◆ WHAT IS REQUIRED:
In your copy, include every line of the listing below exactly but none of the pictures.

◆ DATA TO PROCESS:

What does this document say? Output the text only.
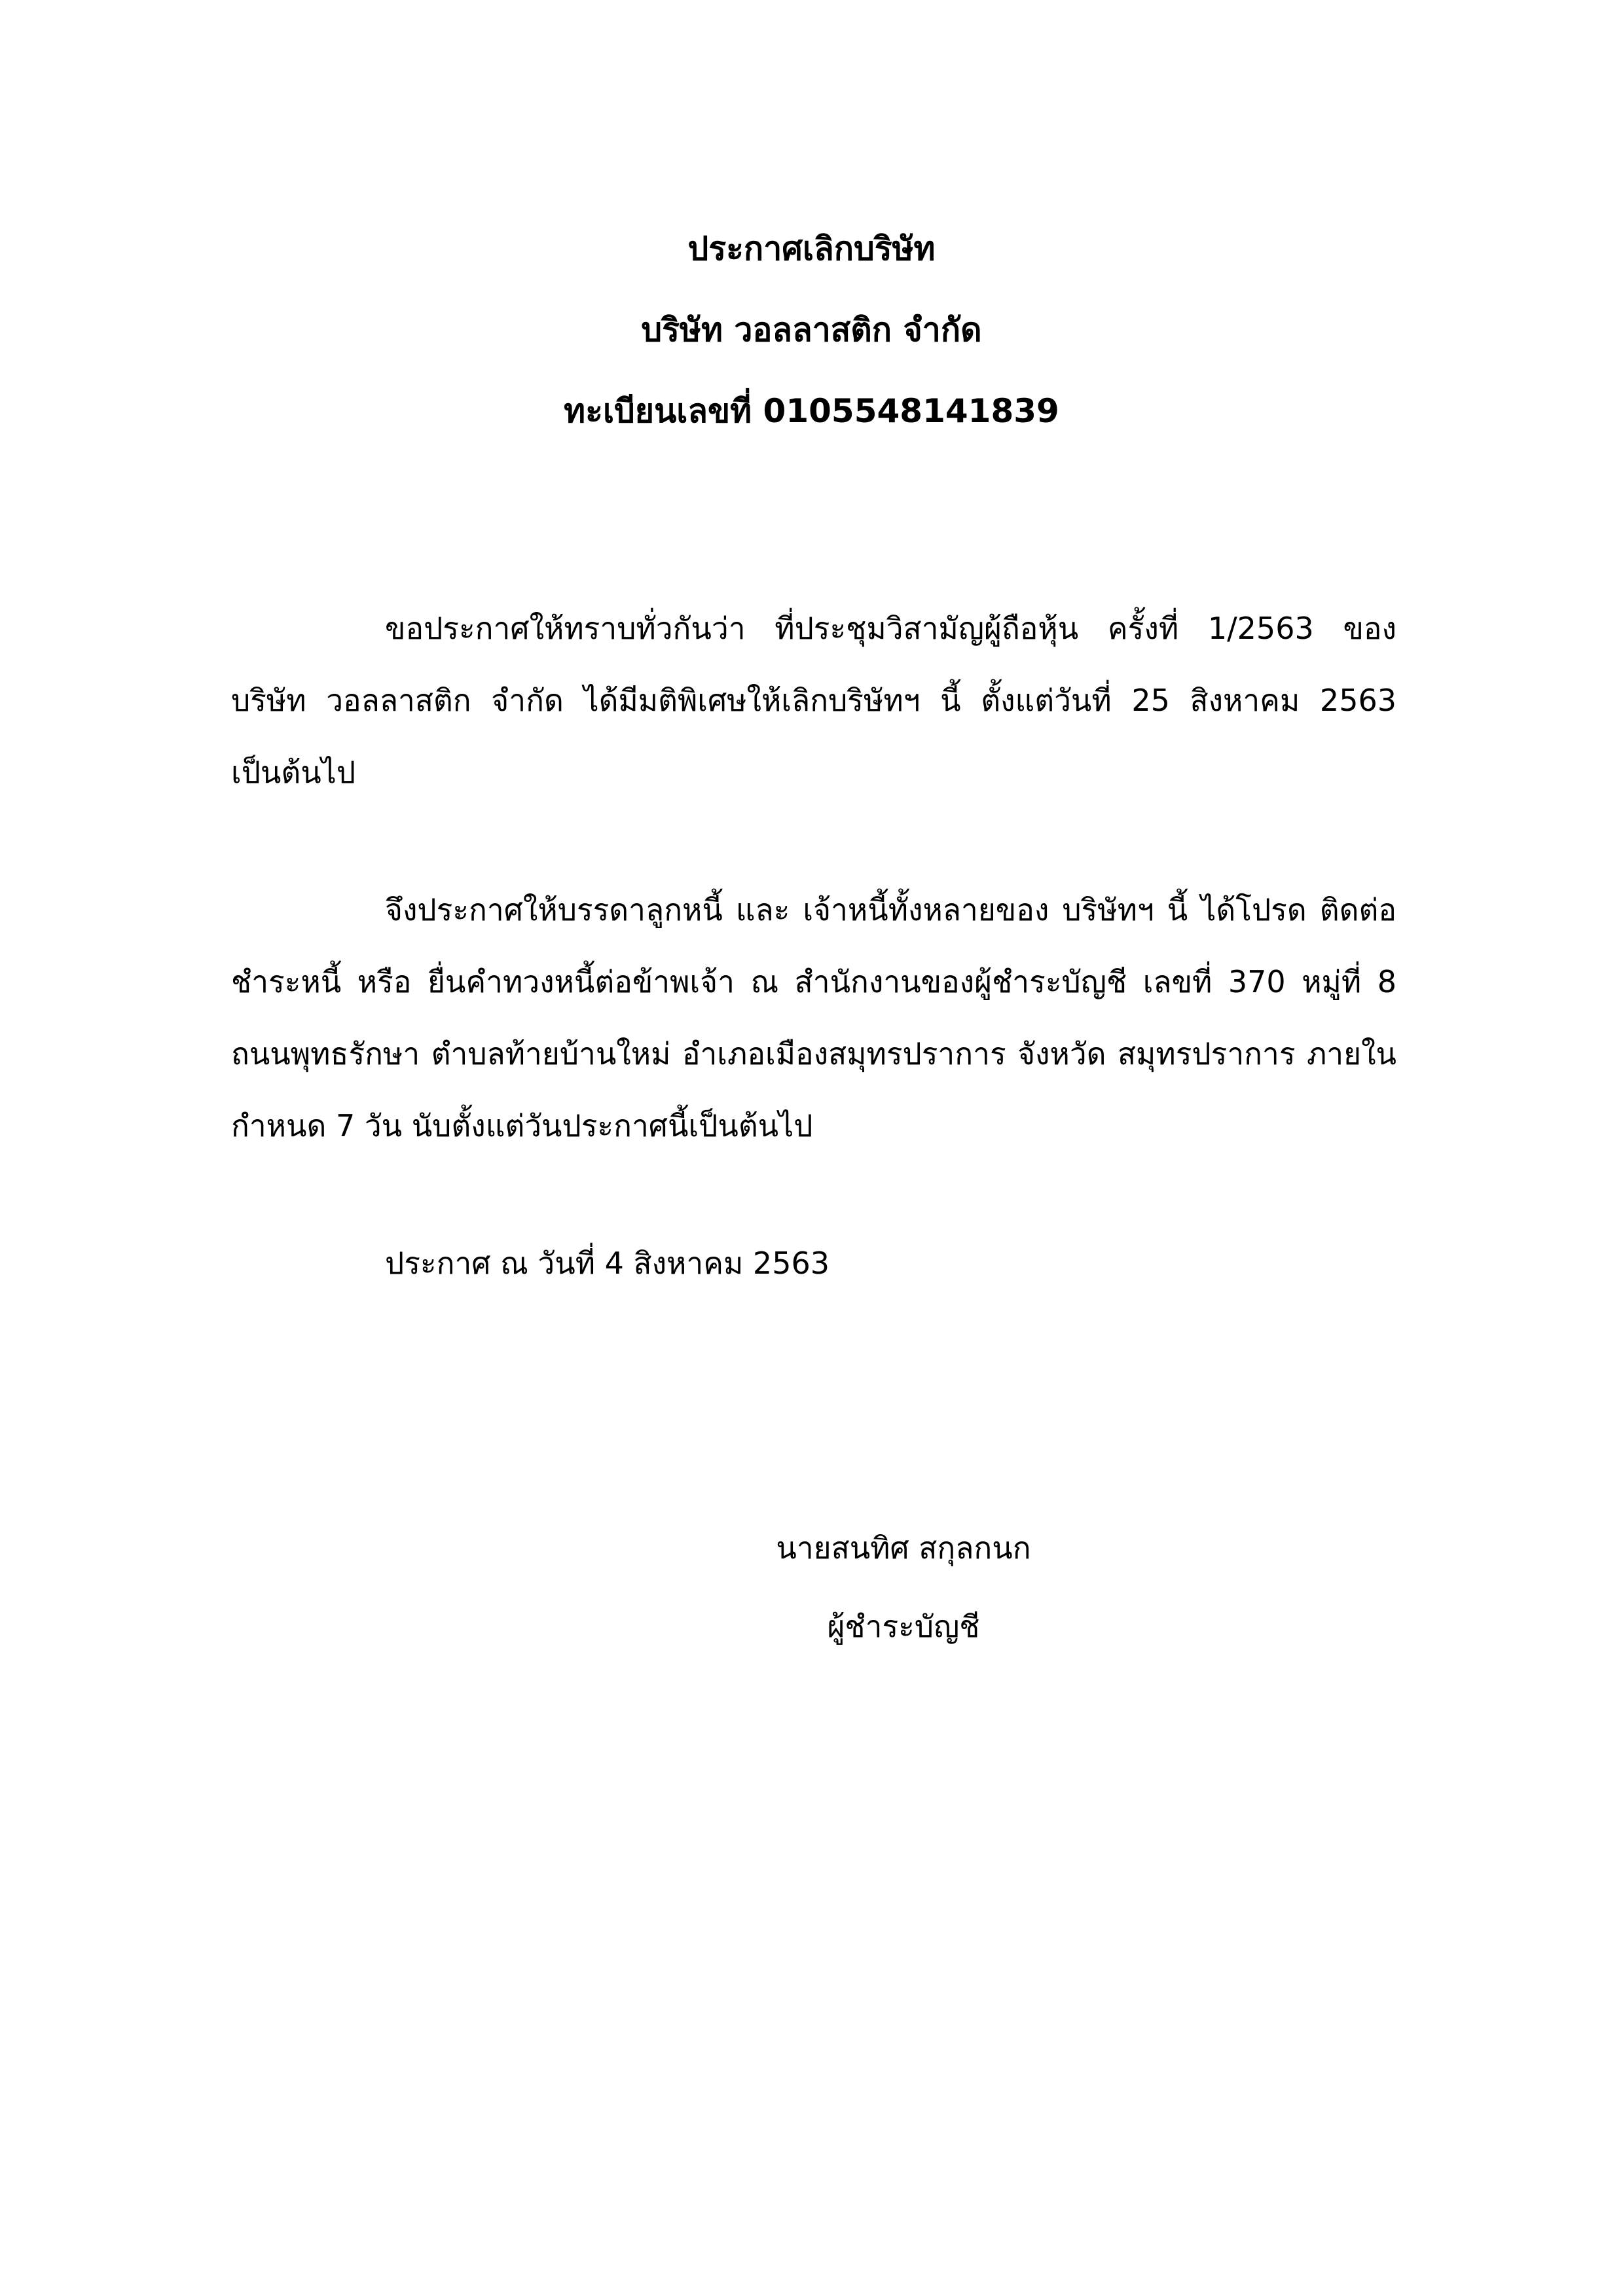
ประกาศเลิกบริษัท
บริษัท วอลลาสติก จำกัด
ทะเบียนเลขที่ 0105548141839
ขอประกาศให้ทราบทั่วกันว่า ที่ประชุมวิสามัญผู้ถือหุ้น ครั้งที่ 1/2563 ของ บริษัท วอลลาสติก จำกัด ได้มีมติพิเศษให้เลิกบริษัทฯ นี้ ตั้งแต่วันที่ 25 สิงหาคม 2563 เป็นต้นไป
จึงประกาศให้บรรดาลูกหนี้ และ เจ้าหนี้ทั้งหลายของ บริษัทฯ นี้ ได้โปรด ติดต่อชำระหนี้ หรือ ยื่นคำทวงหนี้ต่อข้าพเจ้า ณ สำนักงานของผู้ชำระบัญชี เลขที่ 370 หมู่ที่ 8 ถนนพุทธรักษา ตำบลท้ายบ้านใหม่ อำเภอเมืองสมุทรปราการ จังหวัด สมุทรปราการ ภายในกำหนด 7 วัน นับตั้งแต่วันประกาศนี้เป็นต้นไป
ประกาศ ณ วันที่ 4 สิงหาคม 2563
นายสนทิศ สกุลกนก
ผู้ชำระบัญชี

◆ RESPONSE:
What does this document say? Output the text only.
ประกาศเลิกบริษัท
บริษัท วอลลาสติก จำกัด
ทะเบียนเลขที่ 0105548141839
ขอประกาศให้ทราบทั่วกันว่า ที่ประชุมวิสามัญผู้ถือหุ้น ครั้งที่ 1/2563 ของ บริษัท วอลลาสติก จำกัด ได้มีมติพิเศษให้เลิกบริษัทฯ นี้ ตั้งแต่วันที่ 25 สิงหาคม 2563 เป็นต้นไป
จึงประกาศให้บรรดาลูกหนี้ และ เจ้าหนี้ทั้งหลายของ บริษัทฯ นี้ ได้โปรด ติดต่อชำระหนี้ หรือ ยื่นคำทวงหนี้ต่อข้าพเจ้า ณ สำนักงานของผู้ชำระบัญชี เลขที่ 370 หมู่ที่ 8 ถนนพุทธรักษา ตำบลท้ายบ้านใหม่ อำเภอเมืองสมุทรปราการ จังหวัด สมุทรปราการ ภายในกำหนด 7 วัน นับตั้งแต่วันประกาศนี้เป็นต้นไป
ประกาศ ณ วันที่ 4 สิงหาคม 2563
นายสนทิศ สกุลกนก
ผู้ชำระบัญชี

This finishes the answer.